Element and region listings
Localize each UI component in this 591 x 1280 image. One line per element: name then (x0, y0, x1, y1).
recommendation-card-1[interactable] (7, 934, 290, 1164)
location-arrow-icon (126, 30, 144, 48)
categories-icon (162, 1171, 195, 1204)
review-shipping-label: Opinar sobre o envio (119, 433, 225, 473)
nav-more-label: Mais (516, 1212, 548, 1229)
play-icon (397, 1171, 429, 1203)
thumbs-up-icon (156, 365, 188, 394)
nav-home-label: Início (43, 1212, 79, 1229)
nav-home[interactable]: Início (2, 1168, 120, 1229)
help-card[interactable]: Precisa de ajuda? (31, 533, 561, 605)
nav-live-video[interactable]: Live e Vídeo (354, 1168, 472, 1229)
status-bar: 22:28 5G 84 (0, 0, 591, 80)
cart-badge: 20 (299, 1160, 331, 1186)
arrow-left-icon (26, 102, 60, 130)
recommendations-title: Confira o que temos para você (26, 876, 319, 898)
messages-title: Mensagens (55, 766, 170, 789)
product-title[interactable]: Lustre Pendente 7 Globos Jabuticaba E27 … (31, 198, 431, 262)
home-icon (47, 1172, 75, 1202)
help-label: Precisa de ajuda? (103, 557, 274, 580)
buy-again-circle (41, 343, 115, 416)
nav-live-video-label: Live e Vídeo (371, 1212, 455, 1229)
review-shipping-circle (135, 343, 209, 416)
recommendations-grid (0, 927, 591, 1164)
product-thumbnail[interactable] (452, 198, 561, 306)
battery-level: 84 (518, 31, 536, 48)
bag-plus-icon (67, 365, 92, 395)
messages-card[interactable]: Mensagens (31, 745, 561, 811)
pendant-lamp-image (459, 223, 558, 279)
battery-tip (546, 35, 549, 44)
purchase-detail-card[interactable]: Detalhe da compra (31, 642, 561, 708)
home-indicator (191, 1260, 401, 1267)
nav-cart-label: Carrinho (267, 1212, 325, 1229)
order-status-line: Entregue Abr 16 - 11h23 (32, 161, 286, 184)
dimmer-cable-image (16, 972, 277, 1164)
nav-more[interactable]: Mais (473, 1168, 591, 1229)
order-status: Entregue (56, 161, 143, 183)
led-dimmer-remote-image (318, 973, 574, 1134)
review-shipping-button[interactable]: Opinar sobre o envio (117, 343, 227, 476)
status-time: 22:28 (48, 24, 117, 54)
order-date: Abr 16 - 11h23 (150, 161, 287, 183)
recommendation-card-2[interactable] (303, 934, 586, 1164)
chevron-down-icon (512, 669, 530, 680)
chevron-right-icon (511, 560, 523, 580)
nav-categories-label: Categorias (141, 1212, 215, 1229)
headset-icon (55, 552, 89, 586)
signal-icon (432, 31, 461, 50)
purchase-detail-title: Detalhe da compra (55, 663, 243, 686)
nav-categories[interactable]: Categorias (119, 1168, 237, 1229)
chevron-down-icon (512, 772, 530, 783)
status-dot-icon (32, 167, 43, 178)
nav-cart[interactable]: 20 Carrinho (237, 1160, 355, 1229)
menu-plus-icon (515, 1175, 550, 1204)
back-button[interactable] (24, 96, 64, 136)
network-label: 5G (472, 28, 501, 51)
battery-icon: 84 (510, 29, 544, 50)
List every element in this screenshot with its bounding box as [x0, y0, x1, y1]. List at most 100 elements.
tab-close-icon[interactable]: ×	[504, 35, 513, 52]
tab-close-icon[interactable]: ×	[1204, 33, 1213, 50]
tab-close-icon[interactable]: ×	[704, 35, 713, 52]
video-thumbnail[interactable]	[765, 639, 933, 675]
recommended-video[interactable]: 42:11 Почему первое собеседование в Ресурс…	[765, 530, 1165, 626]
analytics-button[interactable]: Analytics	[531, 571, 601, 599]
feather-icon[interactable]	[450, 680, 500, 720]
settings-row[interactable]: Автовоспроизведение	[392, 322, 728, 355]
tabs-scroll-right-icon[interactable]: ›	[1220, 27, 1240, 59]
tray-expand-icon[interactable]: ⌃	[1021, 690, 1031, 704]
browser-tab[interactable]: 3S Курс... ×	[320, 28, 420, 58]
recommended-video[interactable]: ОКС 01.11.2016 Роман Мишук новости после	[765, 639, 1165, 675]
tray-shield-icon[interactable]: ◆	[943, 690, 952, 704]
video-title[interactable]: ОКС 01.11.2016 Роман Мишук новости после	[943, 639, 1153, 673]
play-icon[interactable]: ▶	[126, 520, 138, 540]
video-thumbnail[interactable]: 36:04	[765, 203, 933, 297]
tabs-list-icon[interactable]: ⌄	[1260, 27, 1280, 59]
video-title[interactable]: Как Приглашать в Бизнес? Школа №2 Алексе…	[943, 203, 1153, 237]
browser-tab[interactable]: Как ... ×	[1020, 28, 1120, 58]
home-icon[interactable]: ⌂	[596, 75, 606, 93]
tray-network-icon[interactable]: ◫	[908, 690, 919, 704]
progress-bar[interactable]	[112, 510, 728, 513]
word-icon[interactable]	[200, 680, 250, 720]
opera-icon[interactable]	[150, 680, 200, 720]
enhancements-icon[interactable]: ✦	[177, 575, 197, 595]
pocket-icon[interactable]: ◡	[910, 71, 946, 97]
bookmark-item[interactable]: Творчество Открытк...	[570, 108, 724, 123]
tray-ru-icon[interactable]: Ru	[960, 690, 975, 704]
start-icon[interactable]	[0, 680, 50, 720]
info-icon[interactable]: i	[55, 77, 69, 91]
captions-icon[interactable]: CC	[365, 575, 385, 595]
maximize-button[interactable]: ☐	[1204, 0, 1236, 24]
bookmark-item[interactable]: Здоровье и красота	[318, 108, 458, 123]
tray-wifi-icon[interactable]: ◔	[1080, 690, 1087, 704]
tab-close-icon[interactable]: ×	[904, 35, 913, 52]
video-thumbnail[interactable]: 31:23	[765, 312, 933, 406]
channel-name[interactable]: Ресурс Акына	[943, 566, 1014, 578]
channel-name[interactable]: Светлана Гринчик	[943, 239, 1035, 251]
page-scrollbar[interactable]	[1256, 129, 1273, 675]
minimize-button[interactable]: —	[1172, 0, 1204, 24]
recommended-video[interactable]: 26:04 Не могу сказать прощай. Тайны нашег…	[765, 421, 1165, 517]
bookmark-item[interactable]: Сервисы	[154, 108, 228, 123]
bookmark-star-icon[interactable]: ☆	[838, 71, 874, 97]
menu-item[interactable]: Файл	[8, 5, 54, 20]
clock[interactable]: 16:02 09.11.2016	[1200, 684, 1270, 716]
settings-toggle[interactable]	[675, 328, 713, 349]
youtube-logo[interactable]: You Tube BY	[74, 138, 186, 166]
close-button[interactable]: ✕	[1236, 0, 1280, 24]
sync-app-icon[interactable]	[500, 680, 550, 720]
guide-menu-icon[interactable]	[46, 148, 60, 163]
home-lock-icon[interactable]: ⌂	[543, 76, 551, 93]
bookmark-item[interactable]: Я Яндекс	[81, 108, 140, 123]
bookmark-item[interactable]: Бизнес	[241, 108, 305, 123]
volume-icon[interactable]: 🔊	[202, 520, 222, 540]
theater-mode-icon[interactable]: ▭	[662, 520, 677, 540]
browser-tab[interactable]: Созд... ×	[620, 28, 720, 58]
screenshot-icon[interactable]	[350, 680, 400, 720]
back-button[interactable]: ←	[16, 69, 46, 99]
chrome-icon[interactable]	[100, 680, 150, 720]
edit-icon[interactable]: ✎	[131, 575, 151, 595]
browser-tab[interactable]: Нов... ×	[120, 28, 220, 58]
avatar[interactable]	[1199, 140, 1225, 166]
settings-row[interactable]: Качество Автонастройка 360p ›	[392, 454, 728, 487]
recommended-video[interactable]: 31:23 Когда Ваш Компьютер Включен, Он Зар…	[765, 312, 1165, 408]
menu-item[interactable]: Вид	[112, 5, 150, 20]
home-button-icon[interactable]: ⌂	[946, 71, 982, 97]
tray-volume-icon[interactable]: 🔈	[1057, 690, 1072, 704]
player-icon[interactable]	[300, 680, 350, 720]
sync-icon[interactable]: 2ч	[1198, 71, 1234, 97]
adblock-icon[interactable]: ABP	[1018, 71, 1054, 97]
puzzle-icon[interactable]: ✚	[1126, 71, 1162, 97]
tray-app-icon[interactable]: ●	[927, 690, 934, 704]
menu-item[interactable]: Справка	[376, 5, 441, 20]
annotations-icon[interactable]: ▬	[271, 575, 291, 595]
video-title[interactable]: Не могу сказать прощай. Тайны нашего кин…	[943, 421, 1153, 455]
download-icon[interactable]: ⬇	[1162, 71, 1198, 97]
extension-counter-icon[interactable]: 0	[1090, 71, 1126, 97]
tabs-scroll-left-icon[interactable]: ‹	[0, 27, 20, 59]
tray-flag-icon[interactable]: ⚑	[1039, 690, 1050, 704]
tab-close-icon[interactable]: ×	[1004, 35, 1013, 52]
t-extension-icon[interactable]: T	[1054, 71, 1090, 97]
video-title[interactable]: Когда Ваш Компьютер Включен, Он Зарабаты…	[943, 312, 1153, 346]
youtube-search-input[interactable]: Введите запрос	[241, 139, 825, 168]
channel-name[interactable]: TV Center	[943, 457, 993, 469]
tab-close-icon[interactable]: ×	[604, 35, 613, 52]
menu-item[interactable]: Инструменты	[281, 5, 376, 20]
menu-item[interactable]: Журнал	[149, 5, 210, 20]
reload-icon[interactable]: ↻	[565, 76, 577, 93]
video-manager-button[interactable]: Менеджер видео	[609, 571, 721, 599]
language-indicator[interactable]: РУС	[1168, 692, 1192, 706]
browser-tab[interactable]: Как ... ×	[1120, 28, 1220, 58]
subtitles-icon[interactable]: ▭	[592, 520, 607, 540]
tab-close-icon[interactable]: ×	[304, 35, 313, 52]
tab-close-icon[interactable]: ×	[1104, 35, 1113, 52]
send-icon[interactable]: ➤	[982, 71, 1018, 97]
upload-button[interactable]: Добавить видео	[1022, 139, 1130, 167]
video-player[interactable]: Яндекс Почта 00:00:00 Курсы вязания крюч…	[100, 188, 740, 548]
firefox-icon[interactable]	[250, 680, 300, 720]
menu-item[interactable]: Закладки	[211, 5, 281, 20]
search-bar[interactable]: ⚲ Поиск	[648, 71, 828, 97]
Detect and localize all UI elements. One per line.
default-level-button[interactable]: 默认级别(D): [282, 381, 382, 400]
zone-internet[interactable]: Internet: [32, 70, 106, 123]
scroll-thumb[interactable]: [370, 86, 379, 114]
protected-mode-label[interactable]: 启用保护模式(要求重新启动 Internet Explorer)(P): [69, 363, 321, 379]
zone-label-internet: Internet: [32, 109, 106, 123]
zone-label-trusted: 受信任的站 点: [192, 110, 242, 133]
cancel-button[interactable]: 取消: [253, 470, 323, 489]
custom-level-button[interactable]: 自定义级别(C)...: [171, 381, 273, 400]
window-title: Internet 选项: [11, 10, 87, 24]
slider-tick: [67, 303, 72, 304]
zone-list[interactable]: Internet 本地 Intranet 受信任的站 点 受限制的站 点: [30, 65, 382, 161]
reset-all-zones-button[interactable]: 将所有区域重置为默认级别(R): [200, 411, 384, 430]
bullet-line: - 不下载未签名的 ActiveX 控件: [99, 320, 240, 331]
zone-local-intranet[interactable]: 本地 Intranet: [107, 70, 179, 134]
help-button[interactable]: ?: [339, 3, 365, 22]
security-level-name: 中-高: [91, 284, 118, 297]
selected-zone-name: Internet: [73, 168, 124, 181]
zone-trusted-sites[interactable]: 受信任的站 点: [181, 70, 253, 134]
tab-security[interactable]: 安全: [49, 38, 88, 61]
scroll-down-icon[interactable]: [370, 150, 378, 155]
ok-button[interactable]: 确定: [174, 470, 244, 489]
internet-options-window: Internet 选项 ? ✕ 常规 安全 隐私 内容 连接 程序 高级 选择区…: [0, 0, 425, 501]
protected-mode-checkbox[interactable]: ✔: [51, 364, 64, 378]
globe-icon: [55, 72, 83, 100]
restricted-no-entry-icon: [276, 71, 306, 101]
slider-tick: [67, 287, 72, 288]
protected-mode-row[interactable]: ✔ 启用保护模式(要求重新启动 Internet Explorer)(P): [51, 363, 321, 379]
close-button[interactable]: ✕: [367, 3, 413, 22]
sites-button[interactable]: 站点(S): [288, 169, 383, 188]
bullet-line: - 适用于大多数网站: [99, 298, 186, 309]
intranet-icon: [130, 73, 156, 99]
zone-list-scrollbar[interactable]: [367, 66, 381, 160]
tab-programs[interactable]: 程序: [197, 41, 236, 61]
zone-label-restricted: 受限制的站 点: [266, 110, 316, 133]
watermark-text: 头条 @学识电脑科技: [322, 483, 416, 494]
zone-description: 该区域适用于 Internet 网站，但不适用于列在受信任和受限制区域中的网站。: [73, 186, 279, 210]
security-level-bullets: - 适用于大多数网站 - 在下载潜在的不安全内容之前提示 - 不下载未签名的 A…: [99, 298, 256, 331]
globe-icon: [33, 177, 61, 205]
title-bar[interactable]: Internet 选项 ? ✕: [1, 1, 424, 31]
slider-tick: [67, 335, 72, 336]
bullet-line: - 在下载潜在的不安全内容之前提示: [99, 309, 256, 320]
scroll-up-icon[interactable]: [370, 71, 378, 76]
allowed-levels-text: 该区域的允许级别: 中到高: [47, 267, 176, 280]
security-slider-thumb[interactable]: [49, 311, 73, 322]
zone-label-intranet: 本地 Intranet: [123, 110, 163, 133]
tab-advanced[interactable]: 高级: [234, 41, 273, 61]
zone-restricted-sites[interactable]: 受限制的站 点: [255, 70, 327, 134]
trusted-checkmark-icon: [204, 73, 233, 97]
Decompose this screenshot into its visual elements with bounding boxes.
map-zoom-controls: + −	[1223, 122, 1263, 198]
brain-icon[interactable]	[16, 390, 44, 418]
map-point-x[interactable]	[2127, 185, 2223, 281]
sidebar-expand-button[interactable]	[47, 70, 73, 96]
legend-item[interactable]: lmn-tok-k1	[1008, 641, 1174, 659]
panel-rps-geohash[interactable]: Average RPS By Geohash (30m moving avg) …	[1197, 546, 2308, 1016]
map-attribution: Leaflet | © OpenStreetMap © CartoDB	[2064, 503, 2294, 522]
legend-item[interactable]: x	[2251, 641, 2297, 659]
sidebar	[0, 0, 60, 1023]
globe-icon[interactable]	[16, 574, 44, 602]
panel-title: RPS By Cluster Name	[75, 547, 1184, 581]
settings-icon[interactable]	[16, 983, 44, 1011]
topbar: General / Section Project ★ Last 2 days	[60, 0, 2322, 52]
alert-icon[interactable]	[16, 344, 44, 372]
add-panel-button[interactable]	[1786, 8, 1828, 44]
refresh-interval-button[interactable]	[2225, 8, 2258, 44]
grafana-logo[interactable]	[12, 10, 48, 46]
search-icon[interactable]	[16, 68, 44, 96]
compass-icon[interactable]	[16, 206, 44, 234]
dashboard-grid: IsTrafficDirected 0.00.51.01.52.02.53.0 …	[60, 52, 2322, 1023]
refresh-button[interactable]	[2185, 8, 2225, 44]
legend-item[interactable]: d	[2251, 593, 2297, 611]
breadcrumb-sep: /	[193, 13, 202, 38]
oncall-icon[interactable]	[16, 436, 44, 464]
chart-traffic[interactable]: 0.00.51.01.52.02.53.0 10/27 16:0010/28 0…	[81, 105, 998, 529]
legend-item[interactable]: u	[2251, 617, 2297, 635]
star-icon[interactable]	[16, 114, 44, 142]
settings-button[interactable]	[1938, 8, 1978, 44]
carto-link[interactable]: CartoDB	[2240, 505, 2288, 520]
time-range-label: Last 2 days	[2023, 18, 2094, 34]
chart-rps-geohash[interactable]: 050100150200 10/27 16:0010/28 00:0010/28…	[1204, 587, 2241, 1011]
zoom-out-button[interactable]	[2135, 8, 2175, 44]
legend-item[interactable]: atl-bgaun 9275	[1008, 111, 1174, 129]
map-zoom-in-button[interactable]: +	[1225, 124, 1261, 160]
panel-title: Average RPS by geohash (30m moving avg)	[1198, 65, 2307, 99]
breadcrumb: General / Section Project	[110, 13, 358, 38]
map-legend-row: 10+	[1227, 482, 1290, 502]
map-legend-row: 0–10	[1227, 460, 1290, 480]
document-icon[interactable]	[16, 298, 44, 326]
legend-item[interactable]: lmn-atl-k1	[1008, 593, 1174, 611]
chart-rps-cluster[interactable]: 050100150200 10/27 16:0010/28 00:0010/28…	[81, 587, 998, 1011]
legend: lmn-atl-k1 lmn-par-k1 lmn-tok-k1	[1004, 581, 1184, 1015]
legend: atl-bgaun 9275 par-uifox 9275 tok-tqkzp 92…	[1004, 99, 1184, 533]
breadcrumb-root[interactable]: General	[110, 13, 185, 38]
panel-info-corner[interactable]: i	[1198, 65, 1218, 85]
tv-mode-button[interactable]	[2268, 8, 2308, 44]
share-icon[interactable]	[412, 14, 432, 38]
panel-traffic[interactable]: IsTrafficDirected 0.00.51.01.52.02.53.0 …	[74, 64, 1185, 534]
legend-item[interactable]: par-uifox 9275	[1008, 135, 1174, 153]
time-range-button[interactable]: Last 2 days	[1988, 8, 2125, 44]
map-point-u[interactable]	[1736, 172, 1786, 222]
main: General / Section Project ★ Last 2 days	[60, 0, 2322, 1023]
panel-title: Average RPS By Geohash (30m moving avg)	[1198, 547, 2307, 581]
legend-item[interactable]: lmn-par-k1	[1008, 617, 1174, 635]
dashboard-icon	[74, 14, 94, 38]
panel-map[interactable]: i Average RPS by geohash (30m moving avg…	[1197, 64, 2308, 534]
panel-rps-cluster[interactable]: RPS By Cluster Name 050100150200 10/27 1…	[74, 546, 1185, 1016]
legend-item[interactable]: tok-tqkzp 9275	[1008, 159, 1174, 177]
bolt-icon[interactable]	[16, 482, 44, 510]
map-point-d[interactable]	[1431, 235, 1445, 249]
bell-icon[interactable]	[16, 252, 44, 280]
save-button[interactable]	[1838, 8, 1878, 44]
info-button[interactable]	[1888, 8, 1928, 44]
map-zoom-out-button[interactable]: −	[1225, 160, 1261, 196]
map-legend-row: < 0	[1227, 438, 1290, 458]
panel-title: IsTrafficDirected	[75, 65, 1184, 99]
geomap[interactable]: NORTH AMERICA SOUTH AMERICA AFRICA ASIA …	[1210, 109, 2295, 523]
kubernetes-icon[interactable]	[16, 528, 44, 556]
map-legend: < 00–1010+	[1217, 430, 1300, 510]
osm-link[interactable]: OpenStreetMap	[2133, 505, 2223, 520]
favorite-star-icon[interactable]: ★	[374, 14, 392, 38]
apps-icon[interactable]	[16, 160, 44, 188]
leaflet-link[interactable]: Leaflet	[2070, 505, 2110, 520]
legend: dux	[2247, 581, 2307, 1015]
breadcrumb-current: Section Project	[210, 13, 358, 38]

- _Your goal_
Write out the records verbatim from their first line up to and including the line with "thumbs-up-icon (156, 365, 188, 394)".

- _Complete answer_
Localize each UI component in this 591 x 1280 image. One line per element: name then (x0, y0, x1, y1).
recommendation-card-1[interactable] (7, 934, 290, 1164)
location-arrow-icon (126, 30, 144, 48)
categories-icon (162, 1171, 195, 1204)
review-shipping-label: Opinar sobre o envio (119, 433, 225, 473)
nav-more-label: Mais (516, 1212, 548, 1229)
play-icon (397, 1171, 429, 1203)
thumbs-up-icon (156, 365, 188, 394)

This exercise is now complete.